**Task instructions:** Look below. Copy each line that has "text" in it.

**Task inputs:**
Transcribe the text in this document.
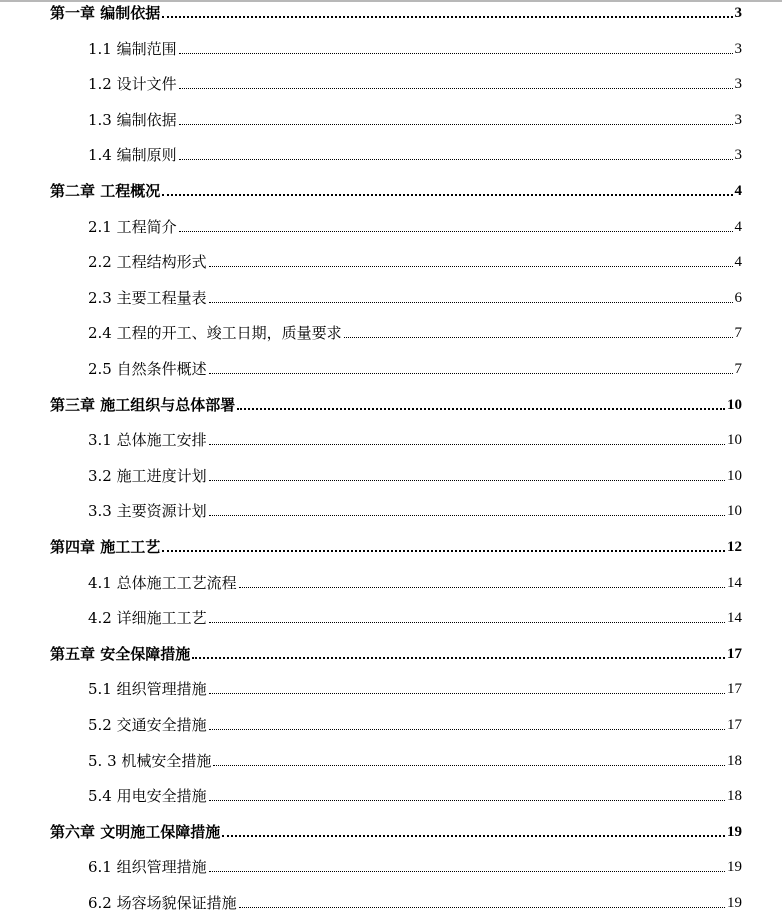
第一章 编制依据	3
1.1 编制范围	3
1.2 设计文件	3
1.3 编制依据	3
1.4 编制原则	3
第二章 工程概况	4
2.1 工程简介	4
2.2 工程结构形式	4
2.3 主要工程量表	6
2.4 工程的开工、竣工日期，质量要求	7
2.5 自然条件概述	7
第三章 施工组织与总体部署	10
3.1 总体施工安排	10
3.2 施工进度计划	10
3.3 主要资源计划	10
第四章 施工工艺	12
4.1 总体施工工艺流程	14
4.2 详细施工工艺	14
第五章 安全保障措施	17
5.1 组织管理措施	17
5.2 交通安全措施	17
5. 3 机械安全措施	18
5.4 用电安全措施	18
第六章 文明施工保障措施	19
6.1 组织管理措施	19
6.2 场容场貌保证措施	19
* * *
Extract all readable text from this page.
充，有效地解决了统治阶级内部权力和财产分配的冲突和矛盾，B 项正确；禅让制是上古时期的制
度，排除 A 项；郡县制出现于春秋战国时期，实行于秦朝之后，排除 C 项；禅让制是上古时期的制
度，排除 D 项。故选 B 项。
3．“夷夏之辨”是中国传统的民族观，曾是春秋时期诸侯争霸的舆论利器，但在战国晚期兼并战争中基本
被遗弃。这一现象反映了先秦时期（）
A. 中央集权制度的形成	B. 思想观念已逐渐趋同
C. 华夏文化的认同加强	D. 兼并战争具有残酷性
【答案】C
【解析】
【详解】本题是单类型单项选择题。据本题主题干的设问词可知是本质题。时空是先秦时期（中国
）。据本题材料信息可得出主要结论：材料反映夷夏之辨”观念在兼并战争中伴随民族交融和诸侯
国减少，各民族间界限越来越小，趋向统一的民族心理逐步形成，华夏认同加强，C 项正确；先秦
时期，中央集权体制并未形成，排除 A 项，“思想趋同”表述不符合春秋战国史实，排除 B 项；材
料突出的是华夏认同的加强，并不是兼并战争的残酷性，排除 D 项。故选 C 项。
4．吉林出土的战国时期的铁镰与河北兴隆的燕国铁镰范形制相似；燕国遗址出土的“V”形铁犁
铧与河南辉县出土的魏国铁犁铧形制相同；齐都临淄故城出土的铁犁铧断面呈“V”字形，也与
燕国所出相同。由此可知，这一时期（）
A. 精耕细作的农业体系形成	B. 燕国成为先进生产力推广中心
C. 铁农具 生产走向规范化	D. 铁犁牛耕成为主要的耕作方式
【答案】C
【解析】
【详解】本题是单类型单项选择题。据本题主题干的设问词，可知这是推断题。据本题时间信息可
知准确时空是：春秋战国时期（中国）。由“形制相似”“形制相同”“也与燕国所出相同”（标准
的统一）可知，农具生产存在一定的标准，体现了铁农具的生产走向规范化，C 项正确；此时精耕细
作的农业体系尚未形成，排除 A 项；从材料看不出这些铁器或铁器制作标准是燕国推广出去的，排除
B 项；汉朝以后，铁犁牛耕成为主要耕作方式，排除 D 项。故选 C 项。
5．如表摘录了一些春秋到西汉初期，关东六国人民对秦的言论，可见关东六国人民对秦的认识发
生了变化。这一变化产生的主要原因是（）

**Complete response:**
Transcribe the text in this document.
Extract all readable text from this page.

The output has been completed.